Exercise details » Reproduce the stretch of rows from the line containing "Find all labels, buttons, inputs, and" through the line containing "data-point [91, 214, 100, 223]", substituting "fitted-curve" for "trendline" and leaving everything else unchanged.

Records »
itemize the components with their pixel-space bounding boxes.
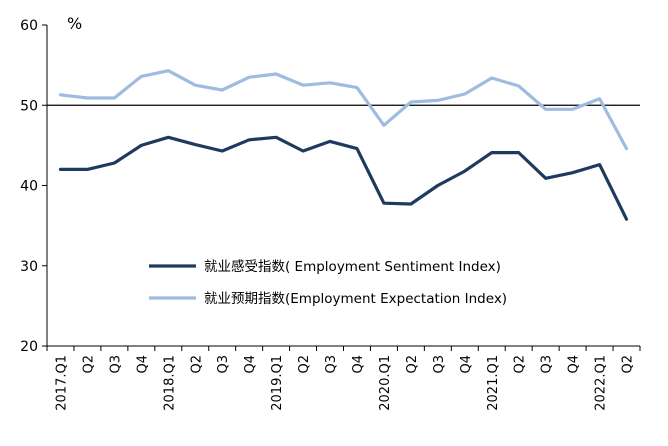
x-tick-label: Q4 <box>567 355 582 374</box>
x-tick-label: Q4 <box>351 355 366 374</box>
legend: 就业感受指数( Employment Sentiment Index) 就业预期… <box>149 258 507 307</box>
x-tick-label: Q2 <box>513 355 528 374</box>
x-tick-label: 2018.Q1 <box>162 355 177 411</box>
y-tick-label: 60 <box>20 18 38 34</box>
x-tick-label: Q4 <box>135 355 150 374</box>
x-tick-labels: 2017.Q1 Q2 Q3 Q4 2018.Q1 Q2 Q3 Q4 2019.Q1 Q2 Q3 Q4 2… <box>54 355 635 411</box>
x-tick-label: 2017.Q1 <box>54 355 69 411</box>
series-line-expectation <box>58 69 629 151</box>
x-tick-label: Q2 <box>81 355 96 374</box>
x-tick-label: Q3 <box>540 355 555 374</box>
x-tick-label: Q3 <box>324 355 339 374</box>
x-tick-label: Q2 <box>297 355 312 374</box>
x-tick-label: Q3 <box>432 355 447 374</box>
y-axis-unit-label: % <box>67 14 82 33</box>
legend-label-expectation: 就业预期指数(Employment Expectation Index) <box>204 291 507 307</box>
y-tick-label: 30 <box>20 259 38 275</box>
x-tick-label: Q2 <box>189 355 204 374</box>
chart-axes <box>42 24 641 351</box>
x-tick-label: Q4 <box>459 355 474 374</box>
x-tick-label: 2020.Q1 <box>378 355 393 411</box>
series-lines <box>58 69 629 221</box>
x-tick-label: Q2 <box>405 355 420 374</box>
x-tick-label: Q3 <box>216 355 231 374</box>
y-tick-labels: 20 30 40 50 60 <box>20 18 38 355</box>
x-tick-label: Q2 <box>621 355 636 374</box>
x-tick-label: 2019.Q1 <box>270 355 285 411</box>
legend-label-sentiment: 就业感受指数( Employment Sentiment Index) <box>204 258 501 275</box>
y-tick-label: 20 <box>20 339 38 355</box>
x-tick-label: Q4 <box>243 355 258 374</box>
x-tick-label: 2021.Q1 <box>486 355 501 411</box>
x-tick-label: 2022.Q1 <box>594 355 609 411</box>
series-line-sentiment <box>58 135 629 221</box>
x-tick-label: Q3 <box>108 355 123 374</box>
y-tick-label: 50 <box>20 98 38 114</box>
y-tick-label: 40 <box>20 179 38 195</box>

--

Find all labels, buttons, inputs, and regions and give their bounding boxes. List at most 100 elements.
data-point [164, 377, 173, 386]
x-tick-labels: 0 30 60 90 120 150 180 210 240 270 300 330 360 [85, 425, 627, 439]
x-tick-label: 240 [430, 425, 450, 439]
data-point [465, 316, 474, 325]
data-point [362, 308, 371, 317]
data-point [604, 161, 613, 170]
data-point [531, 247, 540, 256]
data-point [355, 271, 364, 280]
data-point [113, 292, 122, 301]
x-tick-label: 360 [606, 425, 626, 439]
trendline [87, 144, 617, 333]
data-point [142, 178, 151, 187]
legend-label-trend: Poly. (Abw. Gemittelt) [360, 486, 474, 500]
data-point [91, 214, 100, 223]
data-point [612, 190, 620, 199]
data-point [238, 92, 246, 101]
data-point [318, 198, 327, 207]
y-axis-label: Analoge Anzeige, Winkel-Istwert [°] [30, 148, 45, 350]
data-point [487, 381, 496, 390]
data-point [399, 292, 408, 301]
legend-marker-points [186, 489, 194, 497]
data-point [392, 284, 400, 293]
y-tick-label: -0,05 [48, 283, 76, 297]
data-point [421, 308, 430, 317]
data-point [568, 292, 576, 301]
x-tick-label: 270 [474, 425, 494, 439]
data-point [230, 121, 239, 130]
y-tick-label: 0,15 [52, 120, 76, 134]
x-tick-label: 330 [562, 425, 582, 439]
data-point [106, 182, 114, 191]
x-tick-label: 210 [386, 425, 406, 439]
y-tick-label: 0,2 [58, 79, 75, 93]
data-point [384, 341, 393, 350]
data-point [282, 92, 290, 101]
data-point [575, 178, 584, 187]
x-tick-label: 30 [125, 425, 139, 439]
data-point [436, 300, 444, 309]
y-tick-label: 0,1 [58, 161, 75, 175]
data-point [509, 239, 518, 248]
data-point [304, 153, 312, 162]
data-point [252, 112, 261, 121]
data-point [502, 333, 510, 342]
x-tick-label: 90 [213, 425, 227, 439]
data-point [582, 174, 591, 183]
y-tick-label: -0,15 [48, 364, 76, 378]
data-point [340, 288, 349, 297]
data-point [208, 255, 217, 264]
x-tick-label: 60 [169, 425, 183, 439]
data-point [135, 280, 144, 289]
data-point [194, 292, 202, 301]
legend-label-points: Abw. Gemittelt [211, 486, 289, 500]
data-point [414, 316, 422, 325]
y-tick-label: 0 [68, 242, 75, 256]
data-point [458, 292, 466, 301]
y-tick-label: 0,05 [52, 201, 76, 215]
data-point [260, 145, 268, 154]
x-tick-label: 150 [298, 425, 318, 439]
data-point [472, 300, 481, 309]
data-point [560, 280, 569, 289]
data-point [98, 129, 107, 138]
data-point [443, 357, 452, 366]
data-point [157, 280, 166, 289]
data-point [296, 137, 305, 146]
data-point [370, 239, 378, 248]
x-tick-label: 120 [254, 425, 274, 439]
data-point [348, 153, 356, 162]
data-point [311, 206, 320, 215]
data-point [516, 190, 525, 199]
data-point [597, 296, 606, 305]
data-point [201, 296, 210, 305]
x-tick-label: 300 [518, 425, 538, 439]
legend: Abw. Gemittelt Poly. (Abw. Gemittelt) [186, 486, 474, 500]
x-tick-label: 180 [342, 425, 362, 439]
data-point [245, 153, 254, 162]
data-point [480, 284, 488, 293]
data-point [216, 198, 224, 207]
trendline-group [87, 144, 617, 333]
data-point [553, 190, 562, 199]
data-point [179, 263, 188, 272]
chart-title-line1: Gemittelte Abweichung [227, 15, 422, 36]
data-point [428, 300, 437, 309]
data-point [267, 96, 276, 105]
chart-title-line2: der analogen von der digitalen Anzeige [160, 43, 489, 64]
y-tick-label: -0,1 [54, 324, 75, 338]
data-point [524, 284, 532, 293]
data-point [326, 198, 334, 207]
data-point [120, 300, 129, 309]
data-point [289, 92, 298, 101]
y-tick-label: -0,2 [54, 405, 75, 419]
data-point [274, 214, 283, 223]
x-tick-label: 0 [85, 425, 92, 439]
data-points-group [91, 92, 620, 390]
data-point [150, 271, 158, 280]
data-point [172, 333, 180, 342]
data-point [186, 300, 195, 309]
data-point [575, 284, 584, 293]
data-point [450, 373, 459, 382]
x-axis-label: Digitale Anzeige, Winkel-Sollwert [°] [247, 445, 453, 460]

Output of the exercise »
Find all labels, buttons, inputs, and regions and give their bounding boxes. List at most 100 elements.
data-point [164, 377, 173, 386]
x-tick-labels: 0 30 60 90 120 150 180 210 240 270 300 330 360 [85, 425, 627, 439]
x-tick-label: 240 [430, 425, 450, 439]
data-point [465, 316, 474, 325]
data-point [362, 308, 371, 317]
data-point [604, 161, 613, 170]
data-point [531, 247, 540, 256]
data-point [355, 271, 364, 280]
data-point [113, 292, 122, 301]
x-tick-label: 360 [606, 425, 626, 439]
fitted-curve [87, 144, 617, 333]
data-point [142, 178, 151, 187]
legend-label-trend: Poly. (Abw. Gemittelt) [360, 486, 474, 500]
data-point [91, 214, 100, 223]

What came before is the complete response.